— Start THE RECORDS —
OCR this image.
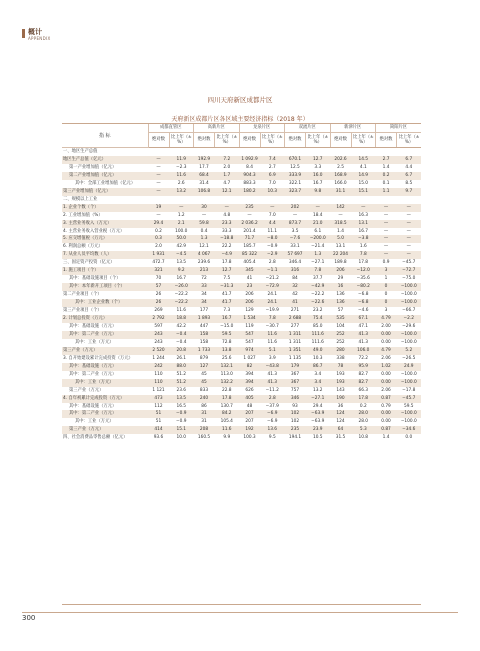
概计
APPENDIX
四川天府新区成都片区
天府新区成都片区各区域主要经济指标（2018 年）
指 标	成都直管区		高新片区		龙泉片区		双流片区		新津片区		简阳片区	
	绝对数	比上年（±%）	绝对数	比上年（±%）	绝对数	比上年（±%）	绝对数	比上年（±%）	绝对数	比上年（±%）	绝对数	比上年（±%）
一、地区生产总值												
地区生产总值（亿元）	—	11.9	192.9	7.2	1 092.9	7.4	670.1	12.7	202.6	14.5	2.7	6.7
第一产业增加值（亿元）	—	−2.3	17.7	2.0	8.4	2.7	12.5	3.3	2.5	4.1	1.4	4.4
第二产业增加值（亿元）	—	11.6	68.4	1.7	904.3	6.9	333.9	16.0	168.9	14.9	0.2	6.7
其中：全部工业增加值（亿元）	—	2.6	31.4	4.7	883.3	7.0	322.1	16.7	166.0	15.0	0.1	8.5
第三产业增加值（亿元）	—	13.2	106.8	12.1	180.2	10.3	323.7	9.8	31.1	15.1	1.1	9.7
二、规模以上工业												
1. 企业个数（个）	19	—	30	—	235	—	202	—	142	—	—	—
2. 工业增加值（%）	—	1.2	—	4.8	—	7.0	—	18.4	—	16.3	—	—
3. 主营业务收入（万元）	29.4	2.1	59.8	23.3	2 036.2	4.4	873.7	21.0	318.5	13.1	—	—
4. 主营业务收入营业税（万元）	0.2	100.0	0.4	33.3	201.4	11.1	3.5	6.1	1.4	16.7	—	—
5. 应交增值税（万元）	0.3	50.0	1.3	−18.8	71.7	−8.0	−7.6	−200.0	5.0	−3.8	—	—
6. 利润总额（万元）	2.0	42.9	12.1	22.2	185.7	−0.9	33.1	−21.4	13.1	1.6	—	—
7. 从业人员平均数（人）	1 931	−4.5	4 067	−4.9	85 322	−2.9	57 697	1.3	22 204	7.8	—	—
三、固定资产投资（亿元）	472.7	13.5	239.6	17.8	405.4	2.8	346.4	−27.1	189.8	17.8	0.9	−45.7
1. 施工项目（个）	321	9.2	213	12.7	345	−1.1	316	7.8	206	−12.0	3	−72.7
其中：基础设施项目（个）	70	16.7	72	7.5	41	−21.2	84	37.7	29	−35.6	1	−75.0
其中：本年新开工项目（个）	57	−26.0	33	−31.3	23	−72.9	32	−42.9	16	−80.2	0	−100.0
第二产业项目（个）	26	−22.2	34	41.7	206	24.1	42	−22.2	136	−6.8	0	−100.0
其中：工业企业数（个）	26	−22.2	34	41.7	206	24.1	41	−22.6	136	−6.8	0	−100.0
第三产业项目（个）	269	11.6	177	7.3	129	−19.9	271	23.2	57	−4.6	3	−66.7
2. 计划总投资（万元）	2 792	18.8	1 893	16.7	1 534	7.8	2 688	75.4	535	67.1	4.79	−2.2
其中：基础设施（万元）	597	42.2	447	−15.0	119	−30.7	277	85.0	104	47.1	2.00	−29.6
其中：第二产业（万元）	243	−0.4	158	59.5	547	11.6	1 311	111.6	252	41.3	0.00	−100.0
其中：工业（万元）	243	−0.4	158	72.8	547	11.6	1 311	111.6	252	41.3	0.00	−100.0
第三产业（万元）	2 520	20.8	1 733	13.8	974	5.1	1 351	49.0	280	106.0	4.79	5.2
3. 自开始建设累计完成投资（万元）	1 244	26.1	879	25.6	1 027	3.9	1 135	10.3	338	72.2	2.06	−26.5
其中：基础设施（万元）	242	88.0	127	132.1	82	−43.8	179	86.7	78	95.9	1.02	24.9
其中：第二产业（万元）	110	51.2	45	113.0	394	41.3	367	3.4	193	82.7	0.00	−100.0
其中：工业（万元）	110	51.2	45	132.2	394	41.3	367	3.4	193	82.7	0.00	−100.0
第三产业（万元）	1 121	23.6	833	22.8	626	−11.2	757	13.2	143	66.3	2.06	−17.8
4. 自年初累计完成投资（万元）	473	13.5	240	17.8	405	2.8	346	−27.1	190	17.8	0.87	−45.7
其中：基础设施（万元）	112	16.5	86	130.7	48	−37.9	93	29.4	36	0.2	0.79	59.5
其中：第二产业（万元）	51	−0.9	31	84.2	207	−6.9	102	−63.9	124	28.0	0.00	−100.0
其中：工业（万元）	51	−0.9	31	105.4	207	−6.9	102	−63.9	124	28.0	0.00	−100.0
第三产业（万元）	414	15.1	208	11.6	192	13.6	235	23.9	64	5.3	0.87	−34.6
四、社会消费品零售总额（亿元）	93.6	10.0	160.5	9.9	100.3	9.5	194.1	10.5	31.5	10.8	1.4	0.0
300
— End THE RECORDS —
YOUR TASK
Copy every record above exactly as written, but leave out the pictures.

THE SOLUTION
OCR this image.
概计
APPENDIX
四川天府新区成都片区
天府新区成都片区各区域主要经济指标（2018 年）
指 标	成都直管区		高新片区		龙泉片区		双流片区		新津片区		简阳片区	
	绝对数	比上年（±%）	绝对数	比上年（±%）	绝对数	比上年（±%）	绝对数	比上年（±%）	绝对数	比上年（±%）	绝对数	比上年（±%）
一、地区生产总值												
地区生产总值（亿元）	—	11.9	192.9	7.2	1 092.9	7.4	670.1	12.7	202.6	14.5	2.7	6.7
第一产业增加值（亿元）	—	−2.3	17.7	2.0	8.4	2.7	12.5	3.3	2.5	4.1	1.4	4.4
第二产业增加值（亿元）	—	11.6	68.4	1.7	904.3	6.9	333.9	16.0	168.9	14.9	0.2	6.7
其中：全部工业增加值（亿元）	—	2.6	31.4	4.7	883.3	7.0	322.1	16.7	166.0	15.0	0.1	8.5
第三产业增加值（亿元）	—	13.2	106.8	12.1	180.2	10.3	323.7	9.8	31.1	15.1	1.1	9.7
二、规模以上工业												
1. 企业个数（个）	19	—	30	—	235	—	202	—	142	—	—	—
2. 工业增加值（%）	—	1.2	—	4.8	—	7.0	—	18.4	—	16.3	—	—
3. 主营业务收入（万元）	29.4	2.1	59.8	23.3	2 036.2	4.4	873.7	21.0	318.5	13.1	—	—
4. 主营业务收入营业税（万元）	0.2	100.0	0.4	33.3	201.4	11.1	3.5	6.1	1.4	16.7	—	—
5. 应交增值税（万元）	0.3	50.0	1.3	−18.8	71.7	−8.0	−7.6	−200.0	5.0	−3.8	—	—
6. 利润总额（万元）	2.0	42.9	12.1	22.2	185.7	−0.9	33.1	−21.4	13.1	1.6	—	—
7. 从业人员平均数（人）	1 931	−4.5	4 067	−4.9	85 322	−2.9	57 697	1.3	22 204	7.8	—	—
三、固定资产投资（亿元）	472.7	13.5	239.6	17.8	405.4	2.8	346.4	−27.1	189.8	17.8	0.9	−45.7
1. 施工项目（个）	321	9.2	213	12.7	345	−1.1	316	7.8	206	−12.0	3	−72.7
其中：基础设施项目（个）	70	16.7	72	7.5	41	−21.2	84	37.7	29	−35.6	1	−75.0
其中：本年新开工项目（个）	57	−26.0	33	−31.3	23	−72.9	32	−42.9	16	−80.2	0	−100.0
第二产业项目（个）	26	−22.2	34	41.7	206	24.1	42	−22.2	136	−6.8	0	−100.0
其中：工业企业数（个）	26	−22.2	34	41.7	206	24.1	41	−22.6	136	−6.8	0	−100.0
第三产业项目（个）	269	11.6	177	7.3	129	−19.9	271	23.2	57	−4.6	3	−66.7
2. 计划总投资（万元）	2 792	18.8	1 893	16.7	1 534	7.8	2 688	75.4	535	67.1	4.79	−2.2
其中：基础设施（万元）	597	42.2	447	−15.0	119	−30.7	277	85.0	104	47.1	2.00	−29.6
其中：第二产业（万元）	243	−0.4	158	59.5	547	11.6	1 311	111.6	252	41.3	0.00	−100.0
其中：工业（万元）	243	−0.4	158	72.8	547	11.6	1 311	111.6	252	41.3	0.00	−100.0
第三产业（万元）	2 520	20.8	1 733	13.8	974	5.1	1 351	49.0	280	106.0	4.79	5.2
3. 自开始建设累计完成投资（万元）	1 244	26.1	879	25.6	1 027	3.9	1 135	10.3	338	72.2	2.06	−26.5
其中：基础设施（万元）	242	88.0	127	132.1	82	−43.8	179	86.7	78	95.9	1.02	24.9
其中：第二产业（万元）	110	51.2	45	113.0	394	41.3	367	3.4	193	82.7	0.00	−100.0
其中：工业（万元）	110	51.2	45	132.2	394	41.3	367	3.4	193	82.7	0.00	−100.0
第三产业（万元）	1 121	23.6	833	22.8	626	−11.2	757	13.2	143	66.3	2.06	−17.8
4. 自年初累计完成投资（万元）	473	13.5	240	17.8	405	2.8	346	−27.1	190	17.8	0.87	−45.7
其中：基础设施（万元）	112	16.5	86	130.7	48	−37.9	93	29.4	36	0.2	0.79	59.5
其中：第二产业（万元）	51	−0.9	31	84.2	207	−6.9	102	−63.9	124	28.0	0.00	−100.0
其中：工业（万元）	51	−0.9	31	105.4	207	−6.9	102	−63.9	124	28.0	0.00	−100.0
第三产业（万元）	414	15.1	208	11.6	192	13.6	235	23.9	64	5.3	0.87	−34.6
四、社会消费品零售总额（亿元）	93.6	10.0	160.5	9.9	100.3	9.5	194.1	10.5	31.5	10.8	1.4	0.0
300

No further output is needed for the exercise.